Totally agree about the aspic, sorry I didn't mean to imply that it should be melted into the confit itself. But do save the stuff, if for no other reason than to mount it into a sauce.

--Al


----------



## abefroman (Mar 12, 2005)

Whats the aspic? How do I know what is looks like?


----------



## mezzaluna (Aug 29, 2000)

It's the semi-solid jelly of pure flavor at the bottom of the pot. Since fat rises, any water-based juices will be on the bottom. Save that aspic! It's GOLD for sauces.

Al, I'm going to try the slow cooker method next time. I don't usually need a huge amount of schmaltz (rendered poultry fat), but I could vacuum seal it and freeze it, I think.


----------



## chrose (Nov 20, 2000)

You know after reading this thread perhaps it's time to bite the bullet and get me a couple o' ducks this winter! We love duck but rarely have it, and you sure can't make 2 legs for confit! Maybe I'll splurge and get 3, maybe 4 of them. That should make us a whole lot o' ducky meals!


----------



## rufustf (Jun 5, 2007)

Well, you've gotten a few tips from the pros already, it seems, but I thought I'd share what I do with a duck that renders a lot of fat. I'll usually roast a whole one, but before I roast it I steam it (stuffed w/ aromatics, trussed, and tiny small slices in the skin but not the meat) in a pressure cooker. If you don't have a pressure cooker you can use any large pot with a rack and a lid. Anyhow, a lot of fat is rendered into the water. I save the water and put it in the fridge, & the fat rises and solidifies on the top. I either scrape it off the top or make two holes in it and pour out the water. As long as I make sure it's moisture free and sealed in a container it's good for a while. It's a great thing to have lying around to fry some eggs in, or for a light roux. Anyhow, that's how I always have duck fat in my fridge.

--------------------------------------------------

# Written request A
In the duck thread, reproduce the passage starting at "It's the semi-solid" and ending at "it, I think.", switching "slow cooker" to "crock pot".
# Written request B
List every username that appears as a post heading in the duck thread.
Rely solely on the duck thread for what follows.

# Material

--------------------------------------------------

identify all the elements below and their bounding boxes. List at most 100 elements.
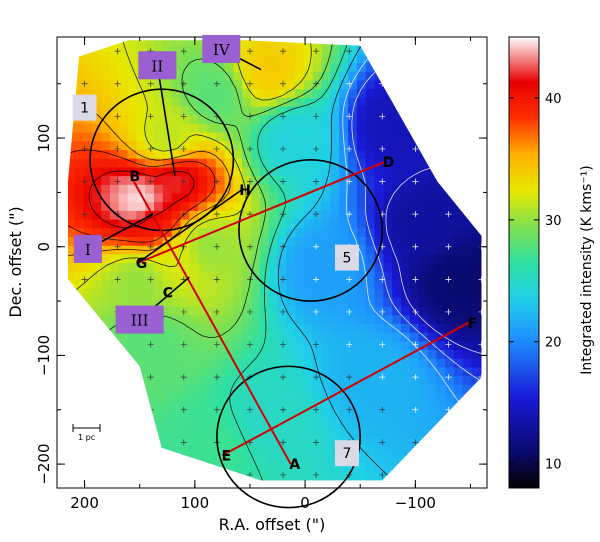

--------------------------------------------------

# Correct output A
It's the semi-solid jelly of pure flavor at the bottom of the pot. Since fat rises, any water-based juices will be on the bottom. Save that aspic! It's GOLD for sauces.

Al, I'm going to try the crock pot method next time. I don't usually need a huge amount of schmaltz (rendered poultry fat), but I could vacuum seal it and freeze it, I think.

# Correct output B
abefroman, mezzaluna, chrose, rufustf